> _Task directions_: The exercise asks for every line of the data to be reproduced exactly.

[Figure dataset records]
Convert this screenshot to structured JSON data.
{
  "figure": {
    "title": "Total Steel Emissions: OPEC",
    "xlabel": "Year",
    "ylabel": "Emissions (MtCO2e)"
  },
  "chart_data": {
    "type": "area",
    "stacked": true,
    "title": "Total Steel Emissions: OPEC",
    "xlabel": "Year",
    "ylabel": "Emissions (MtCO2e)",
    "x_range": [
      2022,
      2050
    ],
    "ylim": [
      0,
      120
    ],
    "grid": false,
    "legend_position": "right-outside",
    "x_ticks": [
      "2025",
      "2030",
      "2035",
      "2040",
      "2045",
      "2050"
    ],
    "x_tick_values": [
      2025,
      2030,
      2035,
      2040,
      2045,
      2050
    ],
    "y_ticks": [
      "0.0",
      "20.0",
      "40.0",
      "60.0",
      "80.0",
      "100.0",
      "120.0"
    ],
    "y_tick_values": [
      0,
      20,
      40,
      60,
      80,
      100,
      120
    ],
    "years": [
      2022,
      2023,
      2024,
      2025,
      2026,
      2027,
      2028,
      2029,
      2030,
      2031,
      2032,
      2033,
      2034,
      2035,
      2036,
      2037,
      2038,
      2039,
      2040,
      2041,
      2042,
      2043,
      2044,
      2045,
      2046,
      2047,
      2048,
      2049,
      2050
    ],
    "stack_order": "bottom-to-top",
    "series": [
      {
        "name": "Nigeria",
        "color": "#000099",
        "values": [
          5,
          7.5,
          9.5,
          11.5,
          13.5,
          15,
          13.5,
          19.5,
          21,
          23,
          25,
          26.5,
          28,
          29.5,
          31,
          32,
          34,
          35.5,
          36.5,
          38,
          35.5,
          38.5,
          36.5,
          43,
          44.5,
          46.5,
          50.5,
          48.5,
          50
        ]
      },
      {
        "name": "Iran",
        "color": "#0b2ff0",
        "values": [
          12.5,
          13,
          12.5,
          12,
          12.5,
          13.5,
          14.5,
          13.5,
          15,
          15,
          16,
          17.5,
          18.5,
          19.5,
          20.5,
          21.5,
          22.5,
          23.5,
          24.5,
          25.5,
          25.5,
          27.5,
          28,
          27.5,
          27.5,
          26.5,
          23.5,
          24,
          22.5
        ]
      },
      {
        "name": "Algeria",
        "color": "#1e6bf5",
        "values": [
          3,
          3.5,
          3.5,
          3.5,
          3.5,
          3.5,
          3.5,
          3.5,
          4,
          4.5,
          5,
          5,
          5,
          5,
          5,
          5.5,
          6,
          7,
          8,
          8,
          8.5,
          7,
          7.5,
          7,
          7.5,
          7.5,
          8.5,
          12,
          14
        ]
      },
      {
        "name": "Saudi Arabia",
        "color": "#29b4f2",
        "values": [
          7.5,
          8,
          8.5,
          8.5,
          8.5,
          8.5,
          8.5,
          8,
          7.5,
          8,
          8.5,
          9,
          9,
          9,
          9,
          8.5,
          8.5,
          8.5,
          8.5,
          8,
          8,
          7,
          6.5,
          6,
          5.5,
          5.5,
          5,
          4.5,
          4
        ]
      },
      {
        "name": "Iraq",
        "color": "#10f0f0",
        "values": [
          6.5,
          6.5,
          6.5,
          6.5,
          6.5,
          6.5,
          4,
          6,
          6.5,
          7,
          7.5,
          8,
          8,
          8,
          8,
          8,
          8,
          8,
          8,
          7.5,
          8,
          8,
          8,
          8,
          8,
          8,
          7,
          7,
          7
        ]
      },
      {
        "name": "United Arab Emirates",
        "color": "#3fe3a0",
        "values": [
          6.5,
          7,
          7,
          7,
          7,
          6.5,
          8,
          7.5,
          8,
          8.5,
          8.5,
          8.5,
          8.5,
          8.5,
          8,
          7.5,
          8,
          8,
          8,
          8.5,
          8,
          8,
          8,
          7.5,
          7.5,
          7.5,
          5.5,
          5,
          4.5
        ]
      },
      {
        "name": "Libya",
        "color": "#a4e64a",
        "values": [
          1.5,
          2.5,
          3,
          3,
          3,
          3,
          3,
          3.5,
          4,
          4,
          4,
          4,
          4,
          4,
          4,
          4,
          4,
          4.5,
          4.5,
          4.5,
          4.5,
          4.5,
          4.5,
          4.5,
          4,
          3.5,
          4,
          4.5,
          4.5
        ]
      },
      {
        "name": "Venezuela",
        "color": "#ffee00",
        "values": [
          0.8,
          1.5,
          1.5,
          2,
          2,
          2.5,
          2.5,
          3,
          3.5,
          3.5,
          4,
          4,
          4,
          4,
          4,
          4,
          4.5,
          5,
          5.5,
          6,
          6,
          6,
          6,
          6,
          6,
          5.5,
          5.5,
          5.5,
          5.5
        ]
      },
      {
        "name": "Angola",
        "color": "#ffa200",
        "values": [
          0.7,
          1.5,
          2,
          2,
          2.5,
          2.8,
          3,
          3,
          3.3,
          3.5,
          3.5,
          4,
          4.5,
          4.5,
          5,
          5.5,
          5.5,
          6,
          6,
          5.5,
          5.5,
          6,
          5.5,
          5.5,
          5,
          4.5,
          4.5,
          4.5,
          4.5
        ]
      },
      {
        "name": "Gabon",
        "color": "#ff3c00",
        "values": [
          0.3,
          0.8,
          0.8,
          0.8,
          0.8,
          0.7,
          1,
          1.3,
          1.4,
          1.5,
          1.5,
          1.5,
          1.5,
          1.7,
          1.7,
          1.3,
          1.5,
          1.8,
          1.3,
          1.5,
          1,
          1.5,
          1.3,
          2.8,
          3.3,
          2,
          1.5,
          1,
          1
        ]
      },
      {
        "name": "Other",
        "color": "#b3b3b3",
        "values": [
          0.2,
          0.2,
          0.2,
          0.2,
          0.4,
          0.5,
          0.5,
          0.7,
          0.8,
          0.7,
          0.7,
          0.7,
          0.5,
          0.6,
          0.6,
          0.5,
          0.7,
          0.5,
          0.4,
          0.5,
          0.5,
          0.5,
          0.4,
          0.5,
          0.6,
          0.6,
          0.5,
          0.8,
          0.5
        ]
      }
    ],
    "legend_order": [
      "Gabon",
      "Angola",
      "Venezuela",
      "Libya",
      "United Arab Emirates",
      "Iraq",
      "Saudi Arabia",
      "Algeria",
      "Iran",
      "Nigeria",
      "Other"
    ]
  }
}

> _Solution below_:
Convert this screenshot to structured JSON data.
{
  "figure": {
    "title": "Total Steel Emissions: OPEC",
    "xlabel": "Year",
    "ylabel": "Emissions (MtCO2e)"
  },
  "chart_data": {
    "type": "area",
    "stacked": true,
    "title": "Total Steel Emissions: OPEC",
    "xlabel": "Year",
    "ylabel": "Emissions (MtCO2e)",
    "x_range": [
      2022,
      2050
    ],
    "ylim": [
      0,
      120
    ],
    "grid": false,
    "legend_position": "right-outside",
    "x_ticks": [
      "2025",
      "2030",
      "2035",
      "2040",
      "2045",
      "2050"
    ],
    "x_tick_values": [
      2025,
      2030,
      2035,
      2040,
      2045,
      2050
    ],
    "y_ticks": [
      "0.0",
      "20.0",
      "40.0",
      "60.0",
      "80.0",
      "100.0",
      "120.0"
    ],
    "y_tick_values": [
      0,
      20,
      40,
      60,
      80,
      100,
      120
    ],
    "years": [
      2022,
      2023,
      2024,
      2025,
      2026,
      2027,
      2028,
      2029,
      2030,
      2031,
      2032,
      2033,
      2034,
      2035,
      2036,
      2037,
      2038,
      2039,
      2040,
      2041,
      2042,
      2043,
      2044,
      2045,
      2046,
      2047,
      2048,
      2049,
      2050
    ],
    "stack_order": "bottom-to-top",
    "series": [
      {
        "name": "Nigeria",
        "color": "#000099",
        "values": [
          5,
          7.5,
          9.5,
          11.5,
          13.5,
          15,
          13.5,
          19.5,
          21,
          23,
          25,
          26.5,
          28,
          29.5,
          31,
          32,
          34,
          35.5,
          36.5,
          38,
          35.5,
          38.5,
          36.5,
          43,
          44.5,
          46.5,
          50.5,
          48.5,
          50
        ]
      },
      {
        "name": "Iran",
        "color": "#0b2ff0",
        "values": [
          12.5,
          13,
          12.5,
          12,
          12.5,
          13.5,
          14.5,
          13.5,
          15,
          15,
          16,
          17.5,
          18.5,
          19.5,
          20.5,
          21.5,
          22.5,
          23.5,
          24.5,
          25.5,
          25.5,
          27.5,
          28,
          27.5,
          27.5,
          26.5,
          23.5,
          24,
          22.5
        ]
      },
      {
        "name": "Algeria",
        "color": "#1e6bf5",
        "values": [
          3,
          3.5,
          3.5,
          3.5,
          3.5,
          3.5,
          3.5,
          3.5,
          4,
          4.5,
          5,
          5,
          5,
          5,
          5,
          5.5,
          6,
          7,
          8,
          8,
          8.5,
          7,
          7.5,
          7,
          7.5,
          7.5,
          8.5,
          12,
          14
        ]
      },
      {
        "name": "Saudi Arabia",
        "color": "#29b4f2",
        "values": [
          7.5,
          8,
          8.5,
          8.5,
          8.5,
          8.5,
          8.5,
          8,
          7.5,
          8,
          8.5,
          9,
          9,
          9,
          9,
          8.5,
          8.5,
          8.5,
          8.5,
          8,
          8,
          7,
          6.5,
          6,
          5.5,
          5.5,
          5,
          4.5,
          4
        ]
      },
      {
        "name": "Iraq",
        "color": "#10f0f0",
        "values": [
          6.5,
          6.5,
          6.5,
          6.5,
          6.5,
          6.5,
          4,
          6,
          6.5,
          7,
          7.5,
          8,
          8,
          8,
          8,
          8,
          8,
          8,
          8,
          7.5,
          8,
          8,
          8,
          8,
          8,
          8,
          7,
          7,
          7
        ]
      },
      {
        "name": "United Arab Emirates",
        "color": "#3fe3a0",
        "values": [
          6.5,
          7,
          7,
          7,
          7,
          6.5,
          8,
          7.5,
          8,
          8.5,
          8.5,
          8.5,
          8.5,
          8.5,
          8,
          7.5,
          8,
          8,
          8,
          8.5,
          8,
          8,
          8,
          7.5,
          7.5,
          7.5,
          5.5,
          5,
          4.5
        ]
      },
      {
        "name": "Libya",
        "color": "#a4e64a",
        "values": [
          1.5,
          2.5,
          3,
          3,
          3,
          3,
          3,
          3.5,
          4,
          4,
          4,
          4,
          4,
          4,
          4,
          4,
          4,
          4.5,
          4.5,
          4.5,
          4.5,
          4.5,
          4.5,
          4.5,
          4,
          3.5,
          4,
          4.5,
          4.5
        ]
      },
      {
        "name": "Venezuela",
        "color": "#ffee00",
        "values": [
          0.8,
          1.5,
          1.5,
          2,
          2,
          2.5,
          2.5,
          3,
          3.5,
          3.5,
          4,
          4,
          4,
          4,
          4,
          4,
          4.5,
          5,
          5.5,
          6,
          6,
          6,
          6,
          6,
          6,
          5.5,
          5.5,
          5.5,
          5.5
        ]
      },
      {
        "name": "Angola",
        "color": "#ffa200",
        "values": [
          0.7,
          1.5,
          2,
          2,
          2.5,
          2.8,
          3,
          3,
          3.3,
          3.5,
          3.5,
          4,
          4.5,
          4.5,
          5,
          5.5,
          5.5,
          6,
          6,
          5.5,
          5.5,
          6,
          5.5,
          5.5,
          5,
          4.5,
          4.5,
          4.5,
          4.5
        ]
      },
      {
        "name": "Gabon",
        "color": "#ff3c00",
        "values": [
          0.3,
          0.8,
          0.8,
          0.8,
          0.8,
          0.7,
          1,
          1.3,
          1.4,
          1.5,
          1.5,
          1.5,
          1.5,
          1.7,
          1.7,
          1.3,
          1.5,
          1.8,
          1.3,
          1.5,
          1,
          1.5,
          1.3,
          2.8,
          3.3,
          2,
          1.5,
          1,
          1
        ]
      },
      {
        "name": "Other",
        "color": "#b3b3b3",
        "values": [
          0.2,
          0.2,
          0.2,
          0.2,
          0.4,
          0.5,
          0.5,
          0.7,
          0.8,
          0.7,
          0.7,
          0.7,
          0.5,
          0.6,
          0.6,
          0.5,
          0.7,
          0.5,
          0.4,
          0.5,
          0.5,
          0.5,
          0.4,
          0.5,
          0.6,
          0.6,
          0.5,
          0.8,
          0.5
        ]
      }
    ],
    "legend_order": [
      "Gabon",
      "Angola",
      "Venezuela",
      "Libya",
      "United Arab Emirates",
      "Iraq",
      "Saudi Arabia",
      "Algeria",
      "Iran",
      "Nigeria",
      "Other"
    ]
  }
}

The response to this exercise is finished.